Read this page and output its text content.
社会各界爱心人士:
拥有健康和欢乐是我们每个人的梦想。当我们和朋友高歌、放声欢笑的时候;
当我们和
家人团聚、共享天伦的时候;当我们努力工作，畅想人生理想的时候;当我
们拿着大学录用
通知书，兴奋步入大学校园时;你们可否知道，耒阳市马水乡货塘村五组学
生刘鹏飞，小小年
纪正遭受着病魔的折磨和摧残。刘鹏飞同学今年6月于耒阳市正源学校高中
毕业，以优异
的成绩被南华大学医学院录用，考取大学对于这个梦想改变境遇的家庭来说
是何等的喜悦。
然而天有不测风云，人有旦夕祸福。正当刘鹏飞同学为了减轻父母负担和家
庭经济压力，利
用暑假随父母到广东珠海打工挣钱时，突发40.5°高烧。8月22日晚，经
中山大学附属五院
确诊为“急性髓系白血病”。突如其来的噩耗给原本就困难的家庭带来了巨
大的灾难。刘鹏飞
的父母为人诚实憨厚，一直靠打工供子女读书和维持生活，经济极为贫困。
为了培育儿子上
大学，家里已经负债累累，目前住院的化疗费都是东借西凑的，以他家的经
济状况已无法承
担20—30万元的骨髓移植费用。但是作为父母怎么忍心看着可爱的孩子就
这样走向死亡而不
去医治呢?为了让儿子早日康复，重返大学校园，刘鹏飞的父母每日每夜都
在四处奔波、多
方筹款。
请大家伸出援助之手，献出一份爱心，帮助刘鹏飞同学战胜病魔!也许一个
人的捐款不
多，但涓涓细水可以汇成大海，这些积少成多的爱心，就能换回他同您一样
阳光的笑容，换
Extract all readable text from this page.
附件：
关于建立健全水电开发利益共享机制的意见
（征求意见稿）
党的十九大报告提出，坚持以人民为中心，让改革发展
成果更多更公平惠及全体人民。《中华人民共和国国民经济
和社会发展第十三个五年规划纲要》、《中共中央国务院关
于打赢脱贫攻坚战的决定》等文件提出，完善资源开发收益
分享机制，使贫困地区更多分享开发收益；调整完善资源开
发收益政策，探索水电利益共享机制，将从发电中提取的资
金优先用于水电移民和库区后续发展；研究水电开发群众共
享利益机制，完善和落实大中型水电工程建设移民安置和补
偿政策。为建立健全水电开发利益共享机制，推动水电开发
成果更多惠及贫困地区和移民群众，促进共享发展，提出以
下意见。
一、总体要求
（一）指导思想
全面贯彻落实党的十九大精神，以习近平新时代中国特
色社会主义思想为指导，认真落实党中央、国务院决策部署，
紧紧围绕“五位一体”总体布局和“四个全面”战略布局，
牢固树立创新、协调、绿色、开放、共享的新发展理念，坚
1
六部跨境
----
Pull every line containing "page" out of the data above.

Task result
Read this page and output its text content.
Extract all readable text from this page.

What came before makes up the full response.